DATASET EXCERPTS:

↓

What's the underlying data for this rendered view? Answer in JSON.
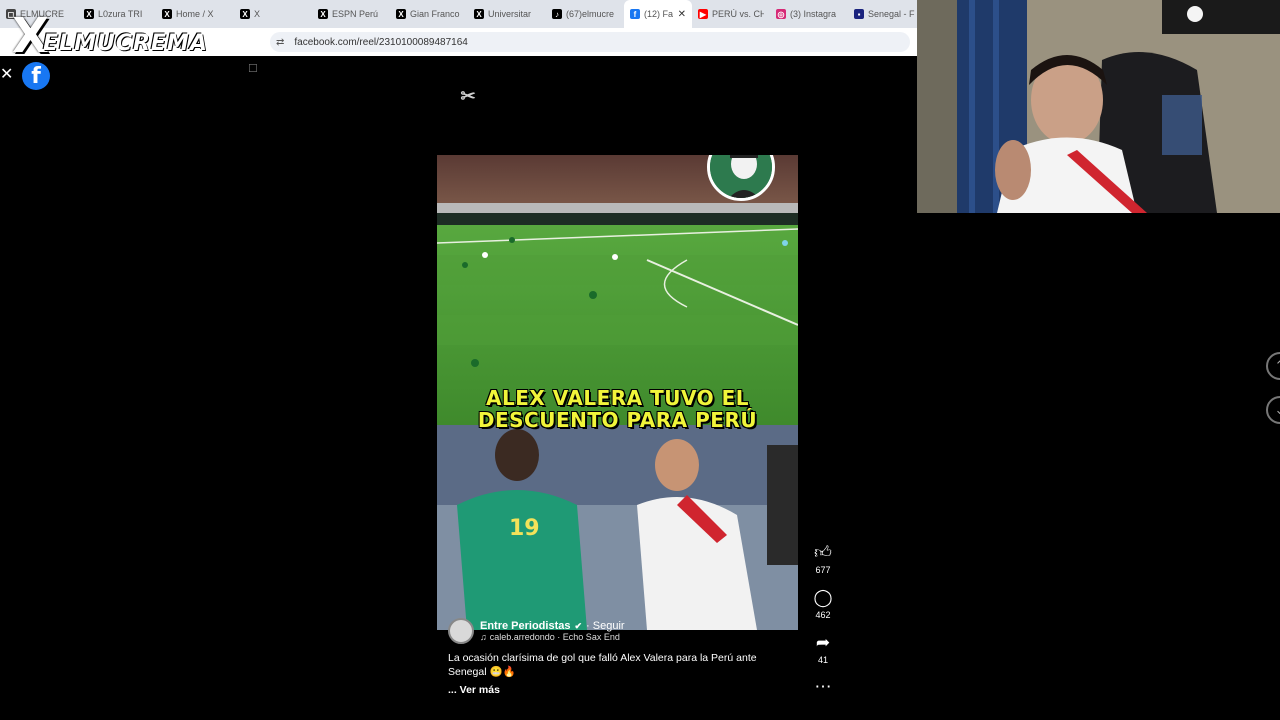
{
  "browser": {
    "tabs": [
      {
        "label": "ELMUCRE",
        "icon": "page-icon",
        "color": "#444444"
      },
      {
        "label": "L0zura TRI",
        "icon": "x-logo-icon",
        "color": "#000000"
      },
      {
        "label": "Home / X",
        "icon": "x-logo-icon",
        "color": "#000000"
      },
      {
        "label": "X",
        "icon": "x-logo-icon",
        "color": "#000000"
      },
      {
        "label": "ESPN Perú",
        "icon": "x-logo-icon",
        "color": "#000000"
      },
      {
        "label": "Gian Franco",
        "icon": "x-logo-icon",
        "color": "#000000"
      },
      {
        "label": "Universitar",
        "icon": "x-logo-icon",
        "color": "#000000"
      },
      {
        "label": "(67)elmucre",
        "icon": "tiktok-icon",
        "color": "#000000"
      },
      {
        "label": "(12) Fa",
        "icon": "facebook-icon",
        "color": "#1877f2",
        "active": true
      },
      {
        "label": "PERÚ vs. CH",
        "icon": "youtube-icon",
        "color": "#ff0000"
      },
      {
        "label": "(3) Instagra",
        "icon": "instagram-icon",
        "color": "#d62976"
      },
      {
        "label": "Senegal - F",
        "icon": "news-icon",
        "color": "#1a237e"
      }
    ],
    "url": "facebook.com/reel/2310100089487164"
  },
  "overlay": {
    "logo_x": "X",
    "logo_text": "ELMUCREMA"
  },
  "reel": {
    "caption_line1": "ALEX VALERA TUVO EL",
    "caption_line2": "DESCUENTO PARA PERÚ",
    "author": "Entre Periodistas",
    "follow": "· Seguir",
    "music": "caleb.arredondo · Echo Sax End",
    "description": "La ocasión clarísima de gol que falló Alex Valera para la Perú ante Senegal 😬🔥",
    "more": "... Ver más",
    "likes": "677",
    "comments": "462",
    "shares": "41"
  },
  "colors": {
    "facebook_blue": "#1877f2",
    "caption_yellow": "#f1f53a"
  }
}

↑

PROBLEM TO SOLVE:
From start to finish, output the listing exactly, but omit its pictures.

RESULT OF THIS TASK:
What's the underlying data for this rendered view? Answer in JSON.
{
  "browser": {
    "tabs": [
      {
        "label": "ELMUCRE",
        "icon": "page-icon",
        "color": "#444444"
      },
      {
        "label": "L0zura TRI",
        "icon": "x-logo-icon",
        "color": "#000000"
      },
      {
        "label": "Home / X",
        "icon": "x-logo-icon",
        "color": "#000000"
      },
      {
        "label": "X",
        "icon": "x-logo-icon",
        "color": "#000000"
      },
      {
        "label": "ESPN Perú",
        "icon": "x-logo-icon",
        "color": "#000000"
      },
      {
        "label": "Gian Franco",
        "icon": "x-logo-icon",
        "color": "#000000"
      },
      {
        "label": "Universitar",
        "icon": "x-logo-icon",
        "color": "#000000"
      },
      {
        "label": "(67)elmucre",
        "icon": "tiktok-icon",
        "color": "#000000"
      },
      {
        "label": "(12) Fa",
        "icon": "facebook-icon",
        "color": "#1877f2",
        "active": true
      },
      {
        "label": "PERÚ vs. CH",
        "icon": "youtube-icon",
        "color": "#ff0000"
      },
      {
        "label": "(3) Instagra",
        "icon": "instagram-icon",
        "color": "#d62976"
      },
      {
        "label": "Senegal - F",
        "icon": "news-icon",
        "color": "#1a237e"
      }
    ],
    "url": "facebook.com/reel/2310100089487164"
  },
  "overlay": {
    "logo_x": "X",
    "logo_text": "ELMUCREMA"
  },
  "reel": {
    "caption_line1": "ALEX VALERA TUVO EL",
    "caption_line2": "DESCUENTO PARA PERÚ",
    "author": "Entre Periodistas",
    "follow": "· Seguir",
    "music": "caleb.arredondo · Echo Sax End",
    "description": "La ocasión clarísima de gol que falló Alex Valera para la Perú ante Senegal 😬🔥",
    "more": "... Ver más",
    "likes": "677",
    "comments": "462",
    "shares": "41"
  },
  "colors": {
    "facebook_blue": "#1877f2",
    "caption_yellow": "#f1f53a"
  }
}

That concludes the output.